(Records from a data source)
○ ○ ○ ○ ○ ○ ○
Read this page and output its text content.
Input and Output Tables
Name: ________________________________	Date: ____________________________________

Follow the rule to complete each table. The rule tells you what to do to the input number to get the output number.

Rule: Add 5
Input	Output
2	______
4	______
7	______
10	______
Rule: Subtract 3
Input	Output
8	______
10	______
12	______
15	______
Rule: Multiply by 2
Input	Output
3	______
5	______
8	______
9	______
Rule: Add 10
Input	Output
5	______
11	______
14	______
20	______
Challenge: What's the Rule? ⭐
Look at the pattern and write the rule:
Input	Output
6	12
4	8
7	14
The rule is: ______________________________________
○ ○ ○ ○ ○ ○ ○
[GIVEN INSTRUCTION] Every record above should be copied exactly.

[COMPLETE ANSWER]
Read this page and output its text content.
Input and Output Tables
Name: ________________________________	Date: ____________________________________

Follow the rule to complete each table. The rule tells you what to do to the input number to get the output number.

Rule: Add 5
Input	Output
2	______
4	______
7	______
10	______
Rule: Subtract 3
Input	Output
8	______
10	______
12	______
15	______
Rule: Multiply by 2
Input	Output
3	______
5	______
8	______
9	______
Rule: Add 10
Input	Output
5	______
11	______
14	______
20	______
Challenge: What's the Rule? ⭐
Look at the pattern and write the rule:
Input	Output
6	12
4	8
7	14
The rule is: ______________________________________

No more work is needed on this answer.